(Records from a data source)
** start **

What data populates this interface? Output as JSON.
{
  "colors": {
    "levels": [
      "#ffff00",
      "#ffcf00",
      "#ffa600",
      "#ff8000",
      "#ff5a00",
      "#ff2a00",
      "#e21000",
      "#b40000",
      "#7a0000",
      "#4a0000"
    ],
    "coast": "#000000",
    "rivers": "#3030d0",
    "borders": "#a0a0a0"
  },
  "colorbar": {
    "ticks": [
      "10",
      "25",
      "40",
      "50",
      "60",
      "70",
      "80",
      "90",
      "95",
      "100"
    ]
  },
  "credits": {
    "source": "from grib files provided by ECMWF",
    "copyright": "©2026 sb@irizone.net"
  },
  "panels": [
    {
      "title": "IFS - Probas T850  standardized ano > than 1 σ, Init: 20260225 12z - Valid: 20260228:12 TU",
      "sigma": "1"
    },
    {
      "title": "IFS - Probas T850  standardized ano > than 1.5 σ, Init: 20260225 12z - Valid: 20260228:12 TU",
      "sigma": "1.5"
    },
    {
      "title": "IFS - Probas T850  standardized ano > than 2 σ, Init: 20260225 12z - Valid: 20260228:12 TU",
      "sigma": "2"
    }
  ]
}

** end **

# Request
Locate all lines holding the word "standardized", then copy them out.

# Solution for this exercise
      "title": "IFS - Probas T850  standardized ano > than 1 σ, Init: 20260225 12z - Valid: 20260228:12 TU",
      "title": "IFS - Probas T850  standardized ano > than 1.5 σ, Init: 20260225 12z - Valid: 20260228:12 TU",
      "title": "IFS - Probas T850  standardized ano > than 2 σ, Init: 20260225 12z - Valid: 20260228:12 TU",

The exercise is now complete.